■ Written problem
Please transcribe the records precisely; pictures stay out of your copy.

╭─ Dataset

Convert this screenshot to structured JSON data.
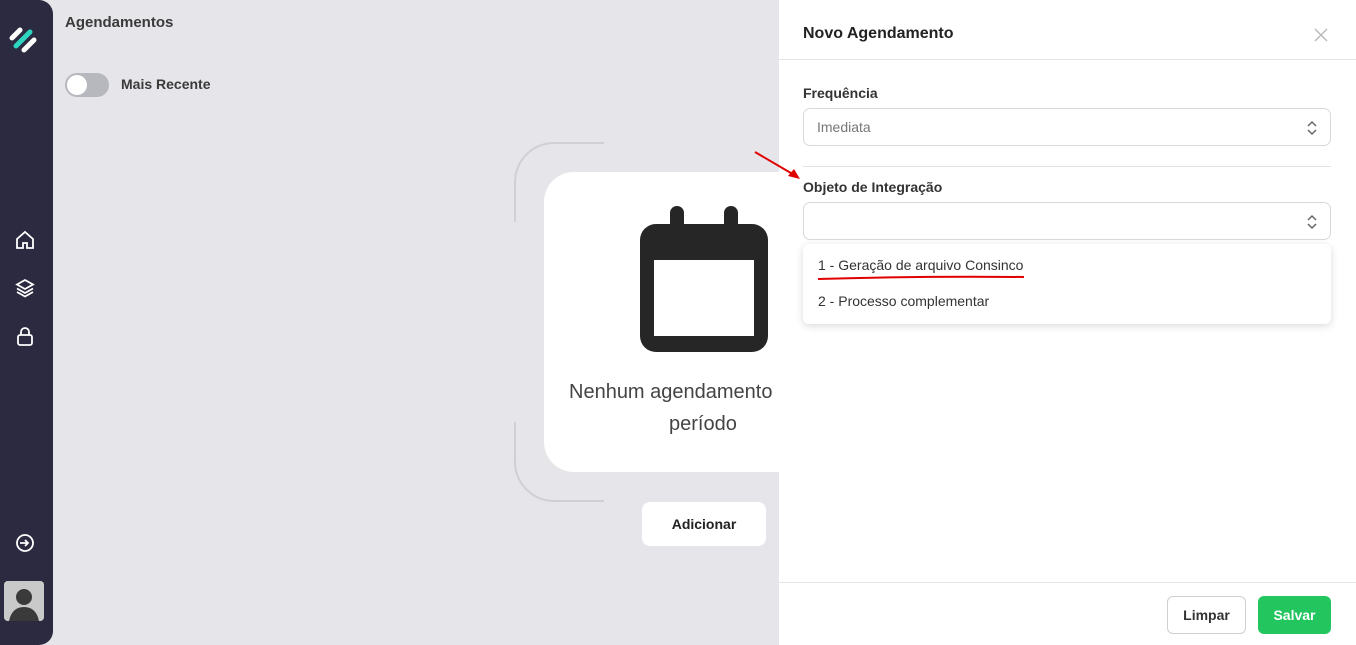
{
  "main": {
    "title": "Agendamentos",
    "toggle_label": "Mais Recente",
    "toggle_on": false,
    "empty_line1": "Nenhum agendamento",
    "empty_line2": "período",
    "add_label": "Adicionar"
  },
  "sidebar": {
    "items": [
      {
        "icon": "home-icon"
      },
      {
        "icon": "layers-icon"
      },
      {
        "icon": "lock-icon"
      },
      {
        "icon": "logout-icon"
      }
    ]
  },
  "drawer": {
    "title": "Novo Agendamento",
    "frequency_label": "Frequência",
    "frequency_value": "Imediata",
    "object_label": "Objeto de Integração",
    "object_value": "",
    "options": [
      "1 - Geração de arquivo Consinco",
      "2 - Processo complementar"
    ],
    "clear_label": "Limpar",
    "save_label": "Salvar"
  },
  "colors": {
    "sidebar": "#2b2a40",
    "accent": "#2dd4bf",
    "save": "#22c55e",
    "annotation": "#e00000"
  }
}
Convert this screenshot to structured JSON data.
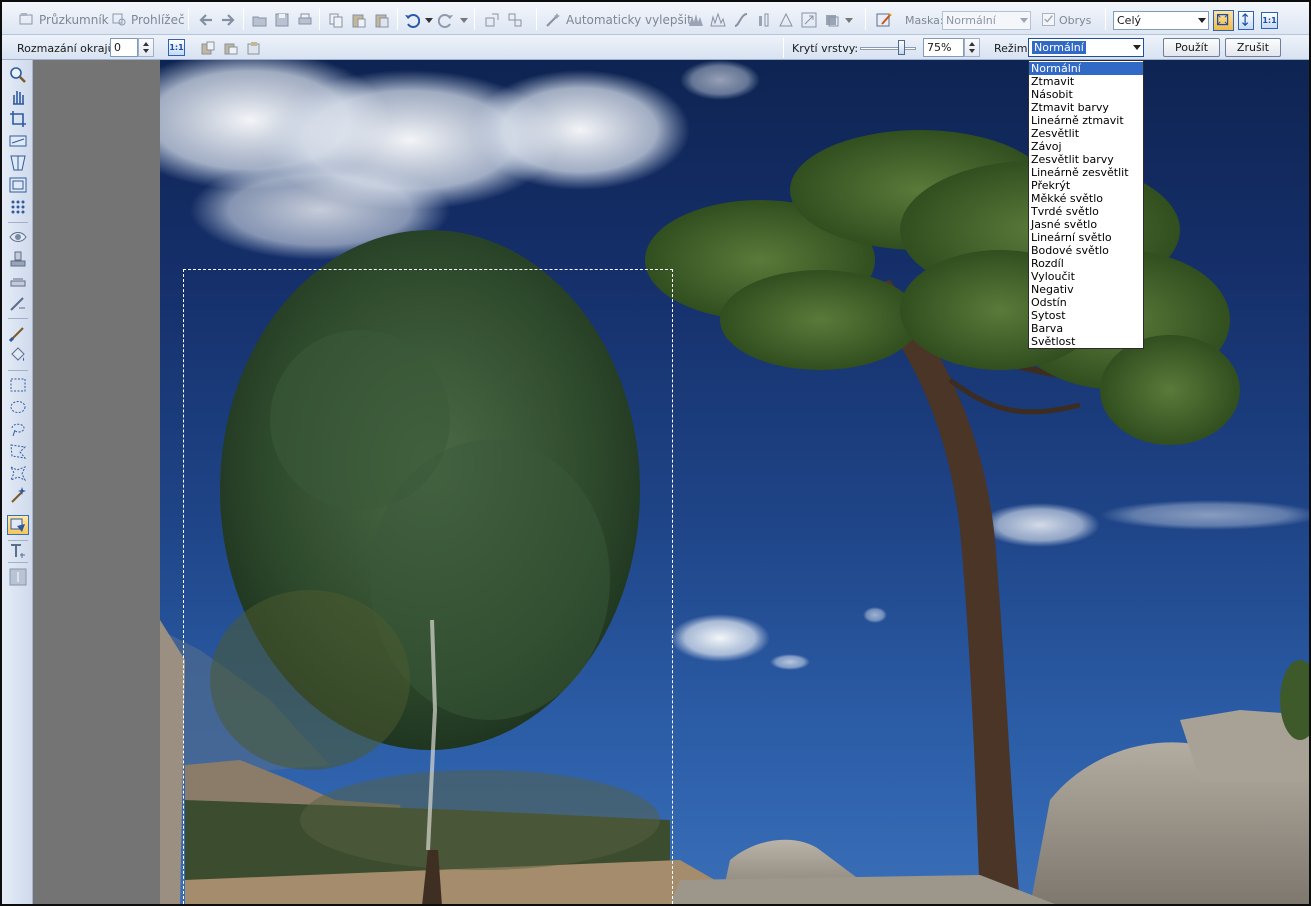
{
  "toolbar": {
    "explorer": "Průzkumník",
    "viewer": "Prohlížeč",
    "auto_enhance": "Automaticky vylepšit",
    "mask_label": "Maska:",
    "mask_value": "Normální",
    "outline_label": "Obrys",
    "view_select": "Celý",
    "actual_size": "1:1"
  },
  "options_bar": {
    "feather_label": "Rozmazání okrajů:",
    "feather_value": "0",
    "actual_size": "1:1",
    "opacity_label": "Krytí vrstvy:",
    "opacity_value": "75%",
    "opacity_fraction": 0.75,
    "mode_label": "Režim:",
    "mode_value": "Normální",
    "apply_button": "Použít",
    "cancel_button": "Zrušit"
  },
  "blend_modes": {
    "selected_index": 0,
    "items": [
      "Normální",
      "Ztmavit",
      "Násobit",
      "Ztmavit barvy",
      "Lineárně ztmavit",
      "Zesvětlit",
      "Závoj",
      "Zesvětlit barvy",
      "Lineárně zesvětlit",
      "Překrýt",
      "Měkké světlo",
      "Tvrdé světlo",
      "Jasné světlo",
      "Lineární světlo",
      "Bodové světlo",
      "Rozdíl",
      "Vyloučit",
      "Negativ",
      "Odstín",
      "Sytost",
      "Barva",
      "Světlost"
    ]
  },
  "colors": {
    "selection_highlight": "#3169c6",
    "canvas_background": "#747474",
    "sky": "#1f4588"
  }
}
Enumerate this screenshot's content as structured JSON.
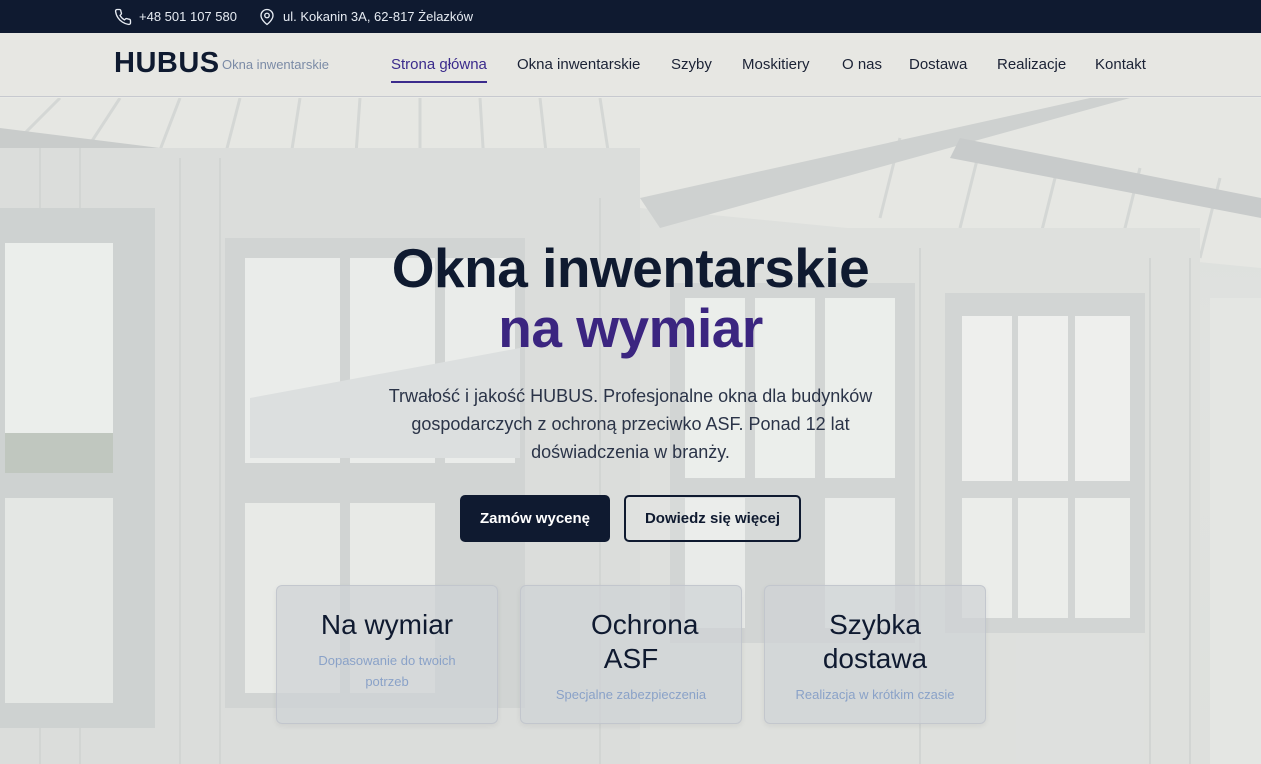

╰─

■ Answer below
Convert this screenshot to structured JSON data.
{
  "main": {
    "title": "Agendamentos",
    "toggle_label": "Mais Recente",
    "toggle_on": false,
    "empty_line1": "Nenhum agendamento",
    "empty_line2": "período",
    "add_label": "Adicionar"
  },
  "sidebar": {
    "items": [
      {
        "icon": "home-icon"
      },
      {
        "icon": "layers-icon"
      },
      {
        "icon": "lock-icon"
      },
      {
        "icon": "logout-icon"
      }
    ]
  },
  "drawer": {
    "title": "Novo Agendamento",
    "frequency_label": "Frequência",
    "frequency_value": "Imediata",
    "object_label": "Objeto de Integração",
    "object_value": "",
    "options": [
      "1 - Geração de arquivo Consinco",
      "2 - Processo complementar"
    ],
    "clear_label": "Limpar",
    "save_label": "Salvar"
  },
  "colors": {
    "sidebar": "#2b2a40",
    "accent": "#2dd4bf",
    "save": "#22c55e",
    "annotation": "#e00000"
  }
}
Convert this screenshot to structured JSON data.
{
  "toolbar": {
    "explorer": "Průzkumník",
    "viewer": "Prohlížeč",
    "auto_enhance": "Automaticky vylepšit",
    "mask_label": "Maska:",
    "mask_value": "Normální",
    "outline_label": "Obrys",
    "view_select": "Celý",
    "actual_size": "1:1"
  },
  "options_bar": {
    "feather_label": "Rozmazání okrajů:",
    "feather_value": "0",
    "actual_size": "1:1",
    "opacity_label": "Krytí vrstvy:",
    "opacity_value": "75%",
    "opacity_fraction": 0.75,
    "mode_label": "Režim:",
    "mode_value": "Normální",
    "apply_button": "Použít",
    "cancel_button": "Zrušit"
  },
  "blend_modes": {
    "selected_index": 0,
    "items": [
      "Normální",
      "Ztmavit",
      "Násobit",
      "Ztmavit barvy",
      "Lineárně ztmavit",
      "Zesvětlit",
      "Závoj",
      "Zesvětlit barvy",
      "Lineárně zesvětlit",
      "Překrýt",
      "Měkké světlo",
      "Tvrdé světlo",
      "Jasné světlo",
      "Lineární světlo",
      "Bodové světlo",
      "Rozdíl",
      "Vyloučit",
      "Negativ",
      "Odstín",
      "Sytost",
      "Barva",
      "Světlost"
    ]
  },
  "colors": {
    "selection_highlight": "#3169c6",
    "canvas_background": "#747474",
    "sky": "#1f4588"
  }
}
Enumerate this screenshot's content as structured JSON.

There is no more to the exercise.